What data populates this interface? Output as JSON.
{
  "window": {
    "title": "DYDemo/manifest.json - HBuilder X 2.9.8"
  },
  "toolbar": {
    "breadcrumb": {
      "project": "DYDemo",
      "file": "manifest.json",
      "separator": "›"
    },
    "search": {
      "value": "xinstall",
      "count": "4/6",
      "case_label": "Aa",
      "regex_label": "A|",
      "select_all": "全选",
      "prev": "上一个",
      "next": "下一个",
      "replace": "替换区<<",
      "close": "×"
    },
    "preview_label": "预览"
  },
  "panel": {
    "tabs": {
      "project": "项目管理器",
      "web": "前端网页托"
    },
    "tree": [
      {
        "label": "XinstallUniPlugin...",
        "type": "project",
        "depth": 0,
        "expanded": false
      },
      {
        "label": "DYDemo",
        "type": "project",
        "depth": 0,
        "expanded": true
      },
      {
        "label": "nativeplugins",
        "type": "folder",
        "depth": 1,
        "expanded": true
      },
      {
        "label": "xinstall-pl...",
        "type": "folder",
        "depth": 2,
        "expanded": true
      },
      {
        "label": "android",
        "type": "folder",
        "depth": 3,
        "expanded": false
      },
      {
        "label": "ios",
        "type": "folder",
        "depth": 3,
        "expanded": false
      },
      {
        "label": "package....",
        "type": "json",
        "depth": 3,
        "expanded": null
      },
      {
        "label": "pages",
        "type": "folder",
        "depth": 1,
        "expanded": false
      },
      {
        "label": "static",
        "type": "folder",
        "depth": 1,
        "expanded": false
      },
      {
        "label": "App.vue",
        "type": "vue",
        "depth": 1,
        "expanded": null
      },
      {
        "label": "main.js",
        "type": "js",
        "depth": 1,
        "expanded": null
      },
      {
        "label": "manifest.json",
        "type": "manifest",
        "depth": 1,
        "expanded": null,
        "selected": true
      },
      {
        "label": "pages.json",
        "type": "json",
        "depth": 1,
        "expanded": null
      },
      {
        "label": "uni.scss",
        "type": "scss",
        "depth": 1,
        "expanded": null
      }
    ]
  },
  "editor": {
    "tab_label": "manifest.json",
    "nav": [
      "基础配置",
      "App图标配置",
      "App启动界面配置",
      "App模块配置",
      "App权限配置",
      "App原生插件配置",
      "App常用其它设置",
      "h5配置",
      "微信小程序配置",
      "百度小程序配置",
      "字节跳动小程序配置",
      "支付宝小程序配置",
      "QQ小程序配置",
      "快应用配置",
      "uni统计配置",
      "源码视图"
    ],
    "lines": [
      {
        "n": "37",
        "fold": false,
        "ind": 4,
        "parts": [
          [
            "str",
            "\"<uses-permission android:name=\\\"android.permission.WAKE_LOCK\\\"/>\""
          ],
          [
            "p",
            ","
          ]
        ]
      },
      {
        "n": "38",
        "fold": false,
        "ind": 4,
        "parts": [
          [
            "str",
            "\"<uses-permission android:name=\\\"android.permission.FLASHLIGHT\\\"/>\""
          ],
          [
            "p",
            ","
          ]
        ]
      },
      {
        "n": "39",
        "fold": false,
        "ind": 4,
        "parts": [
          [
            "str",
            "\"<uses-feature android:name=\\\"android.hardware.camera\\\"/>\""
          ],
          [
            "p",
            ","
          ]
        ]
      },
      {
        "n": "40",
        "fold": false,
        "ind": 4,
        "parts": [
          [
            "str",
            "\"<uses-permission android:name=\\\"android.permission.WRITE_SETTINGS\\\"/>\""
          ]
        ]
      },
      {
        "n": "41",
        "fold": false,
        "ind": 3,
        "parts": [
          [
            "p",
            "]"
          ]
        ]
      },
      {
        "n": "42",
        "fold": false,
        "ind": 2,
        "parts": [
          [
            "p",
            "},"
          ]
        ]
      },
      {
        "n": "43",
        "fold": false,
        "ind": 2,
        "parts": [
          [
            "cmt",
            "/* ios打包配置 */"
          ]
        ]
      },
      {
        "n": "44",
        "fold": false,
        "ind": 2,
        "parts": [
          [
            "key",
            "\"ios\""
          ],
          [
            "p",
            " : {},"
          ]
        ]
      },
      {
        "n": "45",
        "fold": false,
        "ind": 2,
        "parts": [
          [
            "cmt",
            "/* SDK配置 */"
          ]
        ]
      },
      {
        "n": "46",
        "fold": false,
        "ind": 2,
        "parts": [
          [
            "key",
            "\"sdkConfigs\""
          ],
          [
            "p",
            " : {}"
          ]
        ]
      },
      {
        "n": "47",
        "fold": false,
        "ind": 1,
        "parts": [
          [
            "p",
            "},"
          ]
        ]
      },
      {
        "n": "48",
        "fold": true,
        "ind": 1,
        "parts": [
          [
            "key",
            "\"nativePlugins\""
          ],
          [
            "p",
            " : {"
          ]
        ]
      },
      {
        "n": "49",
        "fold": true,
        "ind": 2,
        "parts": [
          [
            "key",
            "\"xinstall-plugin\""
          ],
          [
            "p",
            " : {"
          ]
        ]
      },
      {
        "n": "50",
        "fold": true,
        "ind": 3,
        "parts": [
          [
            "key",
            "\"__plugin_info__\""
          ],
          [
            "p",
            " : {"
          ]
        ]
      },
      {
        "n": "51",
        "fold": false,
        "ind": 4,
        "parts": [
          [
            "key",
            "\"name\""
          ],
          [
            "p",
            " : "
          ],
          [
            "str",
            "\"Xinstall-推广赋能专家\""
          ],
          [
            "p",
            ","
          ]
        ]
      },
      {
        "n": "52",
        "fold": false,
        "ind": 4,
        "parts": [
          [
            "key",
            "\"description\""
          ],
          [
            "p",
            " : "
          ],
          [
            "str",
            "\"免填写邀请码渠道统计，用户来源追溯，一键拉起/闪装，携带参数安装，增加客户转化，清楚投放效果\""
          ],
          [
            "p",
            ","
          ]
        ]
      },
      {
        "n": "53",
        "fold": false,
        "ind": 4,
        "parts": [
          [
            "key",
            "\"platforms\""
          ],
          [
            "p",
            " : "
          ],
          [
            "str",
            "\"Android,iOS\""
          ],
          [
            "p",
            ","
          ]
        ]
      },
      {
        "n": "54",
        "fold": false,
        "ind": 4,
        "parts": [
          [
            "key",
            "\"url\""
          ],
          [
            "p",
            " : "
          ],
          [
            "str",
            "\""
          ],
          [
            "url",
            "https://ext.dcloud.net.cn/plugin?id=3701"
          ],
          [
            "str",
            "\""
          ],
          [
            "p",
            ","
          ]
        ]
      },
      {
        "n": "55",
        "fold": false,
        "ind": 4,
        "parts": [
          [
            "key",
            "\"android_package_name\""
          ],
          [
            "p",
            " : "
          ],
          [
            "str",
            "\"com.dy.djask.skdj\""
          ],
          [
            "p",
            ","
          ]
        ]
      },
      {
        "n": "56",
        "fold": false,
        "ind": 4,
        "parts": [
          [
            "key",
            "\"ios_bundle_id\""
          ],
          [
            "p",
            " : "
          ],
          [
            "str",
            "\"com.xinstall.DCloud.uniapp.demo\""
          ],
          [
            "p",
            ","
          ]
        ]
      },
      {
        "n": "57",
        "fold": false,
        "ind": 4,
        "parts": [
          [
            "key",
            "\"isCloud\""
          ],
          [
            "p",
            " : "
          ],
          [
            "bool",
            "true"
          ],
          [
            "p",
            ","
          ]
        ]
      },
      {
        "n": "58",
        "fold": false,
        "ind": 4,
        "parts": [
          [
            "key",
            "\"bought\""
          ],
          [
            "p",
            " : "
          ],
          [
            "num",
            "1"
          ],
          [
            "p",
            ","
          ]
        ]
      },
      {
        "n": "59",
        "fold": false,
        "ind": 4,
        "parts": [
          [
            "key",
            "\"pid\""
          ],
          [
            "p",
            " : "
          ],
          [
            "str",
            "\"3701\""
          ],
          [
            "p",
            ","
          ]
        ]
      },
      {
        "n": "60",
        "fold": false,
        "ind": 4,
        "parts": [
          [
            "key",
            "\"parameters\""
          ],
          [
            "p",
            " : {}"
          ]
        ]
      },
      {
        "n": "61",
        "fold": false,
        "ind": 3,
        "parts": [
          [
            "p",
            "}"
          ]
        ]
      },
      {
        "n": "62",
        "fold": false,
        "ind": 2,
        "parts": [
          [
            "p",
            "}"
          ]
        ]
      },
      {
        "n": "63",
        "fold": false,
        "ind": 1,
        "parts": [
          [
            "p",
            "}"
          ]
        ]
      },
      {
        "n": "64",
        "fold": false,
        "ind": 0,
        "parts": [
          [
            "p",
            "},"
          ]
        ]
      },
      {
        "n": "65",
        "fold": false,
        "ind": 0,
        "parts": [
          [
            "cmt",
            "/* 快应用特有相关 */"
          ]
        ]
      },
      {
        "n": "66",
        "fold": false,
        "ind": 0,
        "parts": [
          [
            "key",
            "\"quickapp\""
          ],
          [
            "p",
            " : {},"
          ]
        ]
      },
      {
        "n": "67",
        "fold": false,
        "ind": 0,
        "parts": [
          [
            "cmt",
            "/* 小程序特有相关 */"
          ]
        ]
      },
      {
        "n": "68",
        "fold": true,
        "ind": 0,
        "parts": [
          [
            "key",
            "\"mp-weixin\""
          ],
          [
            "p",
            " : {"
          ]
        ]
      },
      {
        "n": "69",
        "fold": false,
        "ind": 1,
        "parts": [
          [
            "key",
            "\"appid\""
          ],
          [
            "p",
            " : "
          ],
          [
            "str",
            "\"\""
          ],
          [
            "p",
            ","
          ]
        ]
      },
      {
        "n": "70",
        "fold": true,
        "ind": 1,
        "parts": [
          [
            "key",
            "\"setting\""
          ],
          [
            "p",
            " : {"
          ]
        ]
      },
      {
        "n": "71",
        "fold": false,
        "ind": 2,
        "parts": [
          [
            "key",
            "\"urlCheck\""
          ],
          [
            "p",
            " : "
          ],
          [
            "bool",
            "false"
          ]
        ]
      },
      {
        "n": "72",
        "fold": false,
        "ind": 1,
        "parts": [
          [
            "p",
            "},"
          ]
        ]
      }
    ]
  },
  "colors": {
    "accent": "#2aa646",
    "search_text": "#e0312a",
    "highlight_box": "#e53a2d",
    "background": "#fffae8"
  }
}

**Prompt:** Where a line holds "manifest", copy that line.

**In response:**
    "title": "DYDemo/manifest.json - HBuilder X 2.9.8"
      "file": "manifest.json",
        "label": "manifest.json",
        "type": "manifest",
    "tab_label": "manifest.json",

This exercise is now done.